- Problem description -
All the entries need to be quoted exactly, apart from the pictures, which you should drop.

- Records supplied -
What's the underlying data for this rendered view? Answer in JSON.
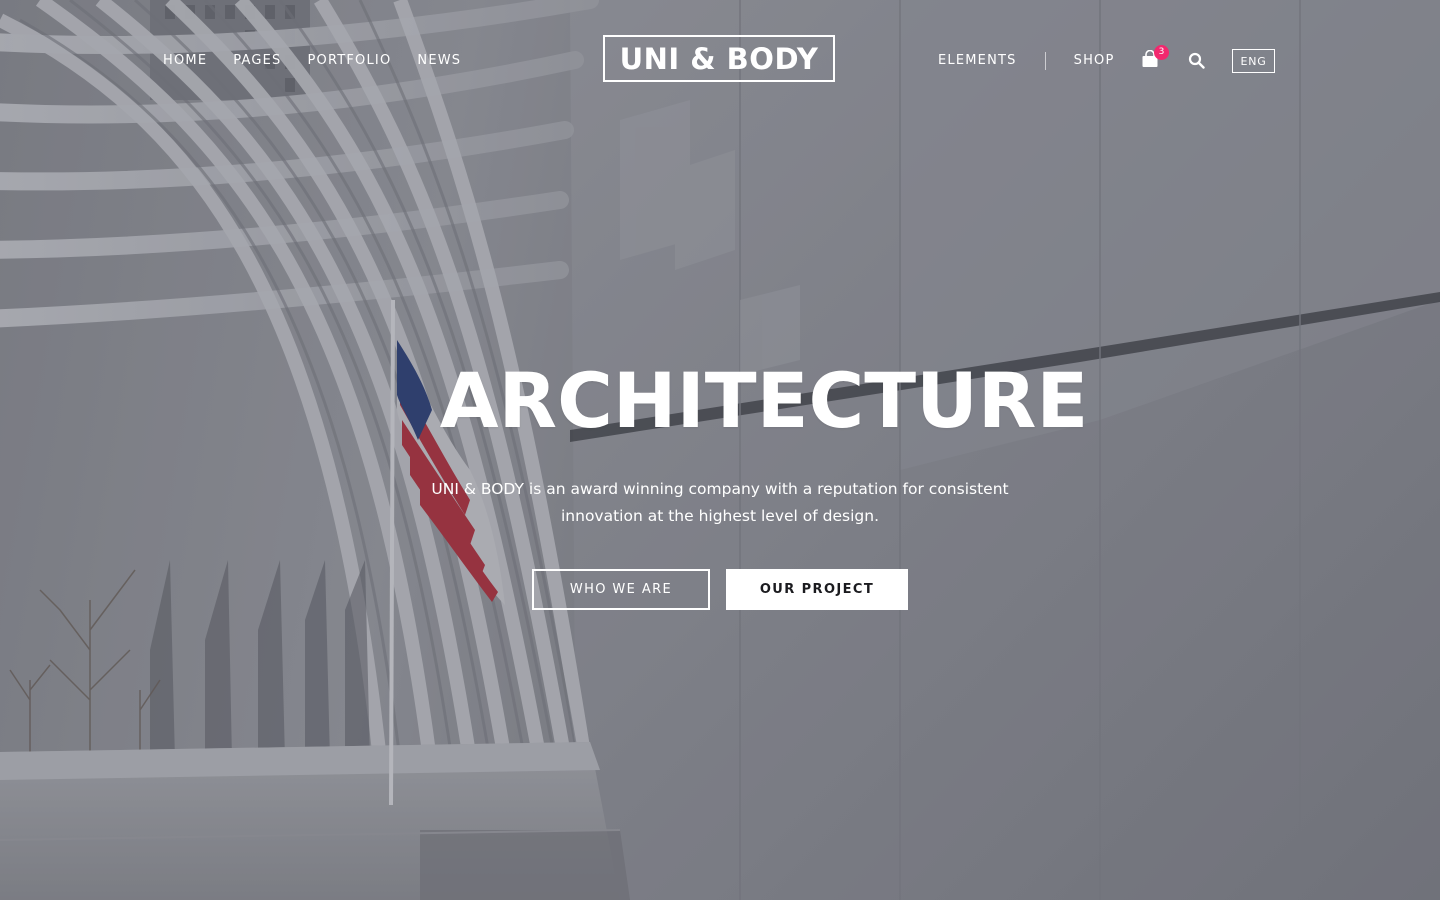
{
  "header": {
    "nav_left": [
      "HOME",
      "PAGES",
      "PORTFOLIO",
      "NEWS"
    ],
    "logo": "UNI & BODY",
    "nav_right": {
      "elements": "ELEMENTS",
      "shop": "SHOP"
    },
    "cart_count": "3",
    "language": "ENG"
  },
  "hero": {
    "title": "ARCHITECTURE",
    "description_line1": "UNI & BODY is an award winning company with a reputation for consistent",
    "description_line2": "innovation at the highest level of design.",
    "buttons": {
      "primary": "WHO WE ARE",
      "secondary": "OUR PROJECT"
    }
  },
  "colors": {
    "accent": "#f2286e",
    "text": "#ffffff",
    "button_dark_text": "#1b1b1f"
  },
  "icons": {
    "cart": "shopping-bag-icon",
    "search": "search-icon"
  }
}
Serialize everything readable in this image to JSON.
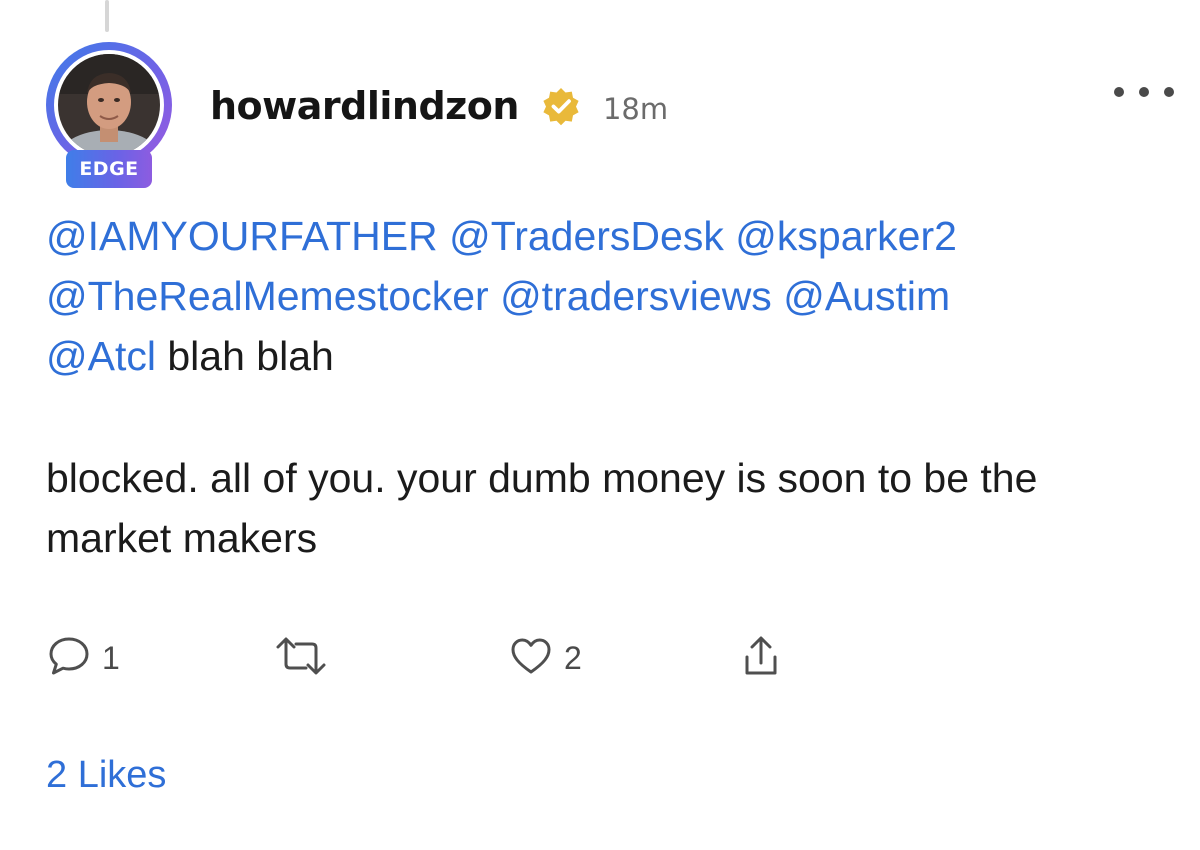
{
  "post": {
    "author": {
      "username": "howardlindzon",
      "badge": "EDGE",
      "verified_icon": "verified-badge-icon",
      "timestamp": "18m"
    },
    "body": {
      "mentions_line1": [
        "@IAMYOURFATHER",
        "@TradersDesk",
        "@ksparker2"
      ],
      "mentions_line2": [
        "@TheRealMemestocker",
        "@tradersviews",
        "@Austim"
      ],
      "mentions_line3": [
        "@Atcl"
      ],
      "line3_text": "blah blah",
      "paragraph2": "blocked. all of you. your dumb money is soon to be the market makers"
    },
    "actions": {
      "reply_count": "1",
      "like_count": "2"
    },
    "likes_summary": "2 Likes"
  },
  "colors": {
    "mention": "#2f6fd7",
    "badge_gradient_start": "#3f7ee8",
    "badge_gradient_end": "#8d5ce0",
    "verified_gold": "#e9b93a"
  }
}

- Solution to this exercise -
What's the underlying data for this rendered view? Answer in JSON.
{
  "header": {
    "nav_left": [
      "HOME",
      "PAGES",
      "PORTFOLIO",
      "NEWS"
    ],
    "logo": "UNI & BODY",
    "nav_right": {
      "elements": "ELEMENTS",
      "shop": "SHOP"
    },
    "cart_count": "3",
    "language": "ENG"
  },
  "hero": {
    "title": "ARCHITECTURE",
    "description_line1": "UNI & BODY is an award winning company with a reputation for consistent",
    "description_line2": "innovation at the highest level of design.",
    "buttons": {
      "primary": "WHO WE ARE",
      "secondary": "OUR PROJECT"
    }
  },
  "colors": {
    "accent": "#f2286e",
    "text": "#ffffff",
    "button_dark_text": "#1b1b1f"
  },
  "icons": {
    "cart": "shopping-bag-icon",
    "search": "search-icon"
  }
}
Serialize everything readable in this image to JSON.
{
  "post": {
    "author": {
      "username": "howardlindzon",
      "badge": "EDGE",
      "verified_icon": "verified-badge-icon",
      "timestamp": "18m"
    },
    "body": {
      "mentions_line1": [
        "@IAMYOURFATHER",
        "@TradersDesk",
        "@ksparker2"
      ],
      "mentions_line2": [
        "@TheRealMemestocker",
        "@tradersviews",
        "@Austim"
      ],
      "mentions_line3": [
        "@Atcl"
      ],
      "line3_text": "blah blah",
      "paragraph2": "blocked. all of you. your dumb money is soon to be the market makers"
    },
    "actions": {
      "reply_count": "1",
      "like_count": "2"
    },
    "likes_summary": "2 Likes"
  },
  "colors": {
    "mention": "#2f6fd7",
    "badge_gradient_start": "#3f7ee8",
    "badge_gradient_end": "#8d5ce0",
    "verified_gold": "#e9b93a"
  }
}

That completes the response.